THE TASK:
Retype all material exactly. Pictures stay out of the copy.

── INFORMATION SUPPLIED ──

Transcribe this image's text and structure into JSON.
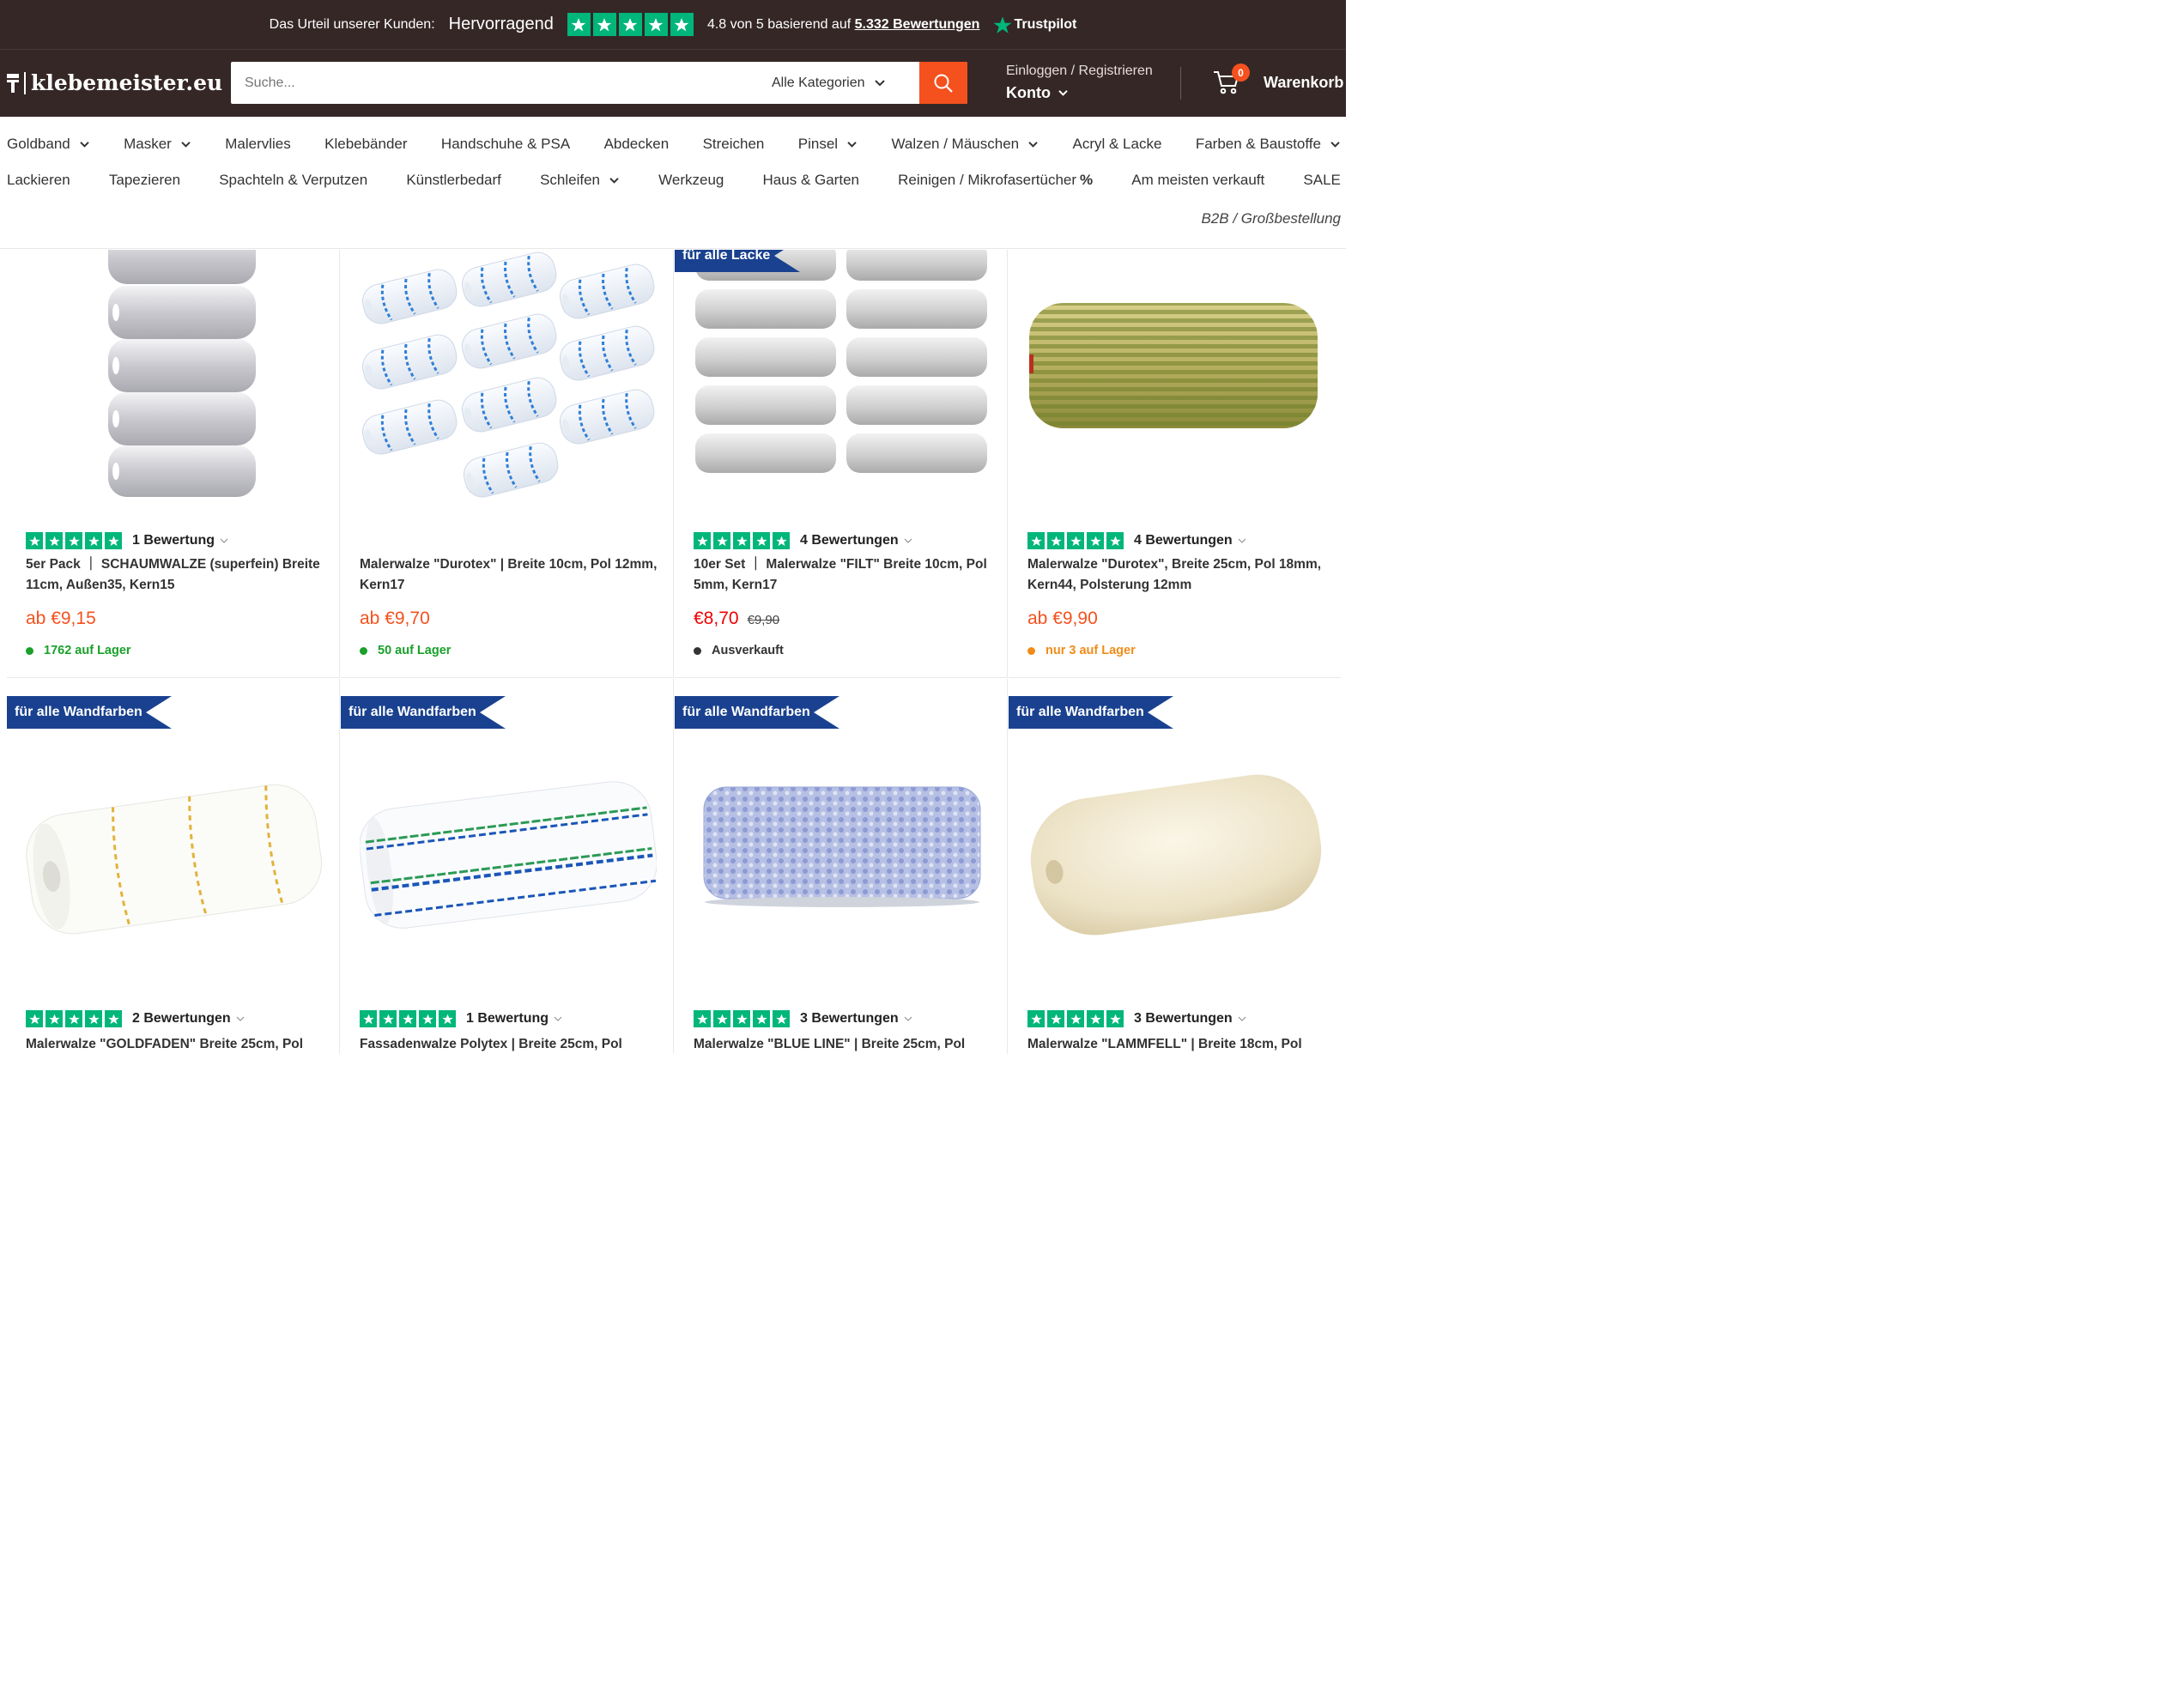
{
  "trust": {
    "lead": "Das Urteil unserer Kunden:",
    "word": "Hervorragend",
    "score_prefix": "4.8 von 5 basierend auf",
    "count_link": "5.332 Bewertungen",
    "brand": "Trustpilot"
  },
  "header": {
    "logo": "klebemeister.eu",
    "search_placeholder": "Suche...",
    "category": "Alle Kategorien",
    "account_top": "Einloggen / Registrieren",
    "account_label": "Konto",
    "cart_label": "Warenkorb",
    "cart_count": "0"
  },
  "nav_row1": [
    {
      "label": "Goldband",
      "chev": true
    },
    {
      "label": "Masker",
      "chev": true
    },
    {
      "label": "Malervlies",
      "chev": false
    },
    {
      "label": "Klebebänder",
      "chev": false
    },
    {
      "label": "Handschuhe & PSA",
      "chev": false
    },
    {
      "label": "Abdecken",
      "chev": false
    },
    {
      "label": "Streichen",
      "chev": false
    },
    {
      "label": "Pinsel",
      "chev": true
    },
    {
      "label": "Walzen / Mäuschen",
      "chev": true
    },
    {
      "label": "Acryl & Lacke",
      "chev": false
    },
    {
      "label": "Farben & Baustoffe",
      "chev": true
    }
  ],
  "nav_row2": [
    {
      "label": "Lackieren",
      "chev": false
    },
    {
      "label": "Tapezieren",
      "chev": false
    },
    {
      "label": "Spachteln & Verputzen",
      "chev": false
    },
    {
      "label": "Künstlerbedarf",
      "chev": false
    },
    {
      "label": "Schleifen",
      "chev": true
    },
    {
      "label": "Werkzeug",
      "chev": false
    },
    {
      "label": "Haus & Garten",
      "chev": false
    },
    {
      "label": "Reinigen / Mikrofasertücher",
      "chev": false,
      "percent": true
    },
    {
      "label": "Am meisten verkauft",
      "chev": false
    },
    {
      "label": "SALE",
      "chev": false
    }
  ],
  "nav_b2b": "B2B / Großbestellung",
  "products_row1": [
    {
      "ribbon": "",
      "rating": "1 Bewertung",
      "title": "5er Pack ｜ SCHAUMWALZE (superfein) Breite 11cm, Außen35, Kern15",
      "price": "ab €9,15",
      "old_price": "",
      "stock": "1762 auf Lager",
      "stock_color": "#1aa02b",
      "image": "foam-roller-5pack"
    },
    {
      "ribbon": "",
      "rating": "",
      "title": "Malerwalze \"Durotex\" | Breite 10cm, Pol 12mm, Kern17",
      "price": "ab €9,70",
      "old_price": "",
      "stock": "50 auf Lager",
      "stock_color": "#1aa02b",
      "image": "blue-striped-rollers-10pack"
    },
    {
      "ribbon": "für alle Lacke",
      "rating": "4 Bewertungen",
      "title": "10er Set ｜ Malerwalze \"FILT\" Breite 10cm, Pol 5mm, Kern17",
      "price": "€8,70",
      "old_price": "€9,90",
      "stock": "Ausverkauft",
      "stock_color": "#333333",
      "image": "grey-felt-rollers-10pack"
    },
    {
      "ribbon": "",
      "rating": "4 Bewertungen",
      "title": "Malerwalze \"Durotex\", Breite 25cm, Pol 18mm, Kern44, Polsterung 12mm",
      "price": "ab €9,90",
      "old_price": "",
      "stock": "nur 3 auf Lager",
      "stock_color": "#f08c1a",
      "image": "yellow-green-roller"
    }
  ],
  "products_row2": [
    {
      "ribbon": "für alle Wandfarben",
      "rating": "2 Bewertungen",
      "title": "Malerwalze \"GOLDFADEN\" Breite 25cm, Pol",
      "image": "gold-thread-roller"
    },
    {
      "ribbon": "für alle Wandfarben",
      "rating": "1 Bewertung",
      "title": "Fassadenwalze Polytex | Breite 25cm, Pol",
      "image": "blue-green-stripe-roller"
    },
    {
      "ribbon": "für alle Wandfarben",
      "rating": "3 Bewertungen",
      "title": "Malerwalze \"BLUE LINE\" | Breite 25cm, Pol",
      "image": "blue-line-roller"
    },
    {
      "ribbon": "für alle Wandfarben",
      "rating": "3 Bewertungen",
      "title": "Malerwalze \"LAMMFELL\" | Breite 18cm, Pol",
      "image": "lambskin-roller"
    }
  ],
  "colors": {
    "header_bg": "#352726",
    "accent": "#f4511e",
    "trustpilot": "#00b67a",
    "ribbon": "#19418f"
  }
}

───

RESULT:
Transcribe this image's text and structure into JSON.
{
  "trust": {
    "lead": "Das Urteil unserer Kunden:",
    "word": "Hervorragend",
    "score_prefix": "4.8 von 5 basierend auf",
    "count_link": "5.332 Bewertungen",
    "brand": "Trustpilot"
  },
  "header": {
    "logo": "klebemeister.eu",
    "search_placeholder": "Suche...",
    "category": "Alle Kategorien",
    "account_top": "Einloggen / Registrieren",
    "account_label": "Konto",
    "cart_label": "Warenkorb",
    "cart_count": "0"
  },
  "nav_row1": [
    {
      "label": "Goldband",
      "chev": true
    },
    {
      "label": "Masker",
      "chev": true
    },
    {
      "label": "Malervlies",
      "chev": false
    },
    {
      "label": "Klebebänder",
      "chev": false
    },
    {
      "label": "Handschuhe & PSA",
      "chev": false
    },
    {
      "label": "Abdecken",
      "chev": false
    },
    {
      "label": "Streichen",
      "chev": false
    },
    {
      "label": "Pinsel",
      "chev": true
    },
    {
      "label": "Walzen / Mäuschen",
      "chev": true
    },
    {
      "label": "Acryl & Lacke",
      "chev": false
    },
    {
      "label": "Farben & Baustoffe",
      "chev": true
    }
  ],
  "nav_row2": [
    {
      "label": "Lackieren",
      "chev": false
    },
    {
      "label": "Tapezieren",
      "chev": false
    },
    {
      "label": "Spachteln & Verputzen",
      "chev": false
    },
    {
      "label": "Künstlerbedarf",
      "chev": false
    },
    {
      "label": "Schleifen",
      "chev": true
    },
    {
      "label": "Werkzeug",
      "chev": false
    },
    {
      "label": "Haus & Garten",
      "chev": false
    },
    {
      "label": "Reinigen / Mikrofasertücher",
      "chev": false,
      "percent": true
    },
    {
      "label": "Am meisten verkauft",
      "chev": false
    },
    {
      "label": "SALE",
      "chev": false
    }
  ],
  "nav_b2b": "B2B / Großbestellung",
  "products_row1": [
    {
      "ribbon": "",
      "rating": "1 Bewertung",
      "title": "5er Pack ｜ SCHAUMWALZE (superfein) Breite 11cm, Außen35, Kern15",
      "price": "ab €9,15",
      "old_price": "",
      "stock": "1762 auf Lager",
      "stock_color": "#1aa02b",
      "image": "foam-roller-5pack"
    },
    {
      "ribbon": "",
      "rating": "",
      "title": "Malerwalze \"Durotex\" | Breite 10cm, Pol 12mm, Kern17",
      "price": "ab €9,70",
      "old_price": "",
      "stock": "50 auf Lager",
      "stock_color": "#1aa02b",
      "image": "blue-striped-rollers-10pack"
    },
    {
      "ribbon": "für alle Lacke",
      "rating": "4 Bewertungen",
      "title": "10er Set ｜ Malerwalze \"FILT\" Breite 10cm, Pol 5mm, Kern17",
      "price": "€8,70",
      "old_price": "€9,90",
      "stock": "Ausverkauft",
      "stock_color": "#333333",
      "image": "grey-felt-rollers-10pack"
    },
    {
      "ribbon": "",
      "rating": "4 Bewertungen",
      "title": "Malerwalze \"Durotex\", Breite 25cm, Pol 18mm, Kern44, Polsterung 12mm",
      "price": "ab €9,90",
      "old_price": "",
      "stock": "nur 3 auf Lager",
      "stock_color": "#f08c1a",
      "image": "yellow-green-roller"
    }
  ],
  "products_row2": [
    {
      "ribbon": "für alle Wandfarben",
      "rating": "2 Bewertungen",
      "title": "Malerwalze \"GOLDFADEN\" Breite 25cm, Pol",
      "image": "gold-thread-roller"
    },
    {
      "ribbon": "für alle Wandfarben",
      "rating": "1 Bewertung",
      "title": "Fassadenwalze Polytex | Breite 25cm, Pol",
      "image": "blue-green-stripe-roller"
    },
    {
      "ribbon": "für alle Wandfarben",
      "rating": "3 Bewertungen",
      "title": "Malerwalze \"BLUE LINE\" | Breite 25cm, Pol",
      "image": "blue-line-roller"
    },
    {
      "ribbon": "für alle Wandfarben",
      "rating": "3 Bewertungen",
      "title": "Malerwalze \"LAMMFELL\" | Breite 18cm, Pol",
      "image": "lambskin-roller"
    }
  ],
  "colors": {
    "header_bg": "#352726",
    "accent": "#f4511e",
    "trustpilot": "#00b67a",
    "ribbon": "#19418f"
  }
}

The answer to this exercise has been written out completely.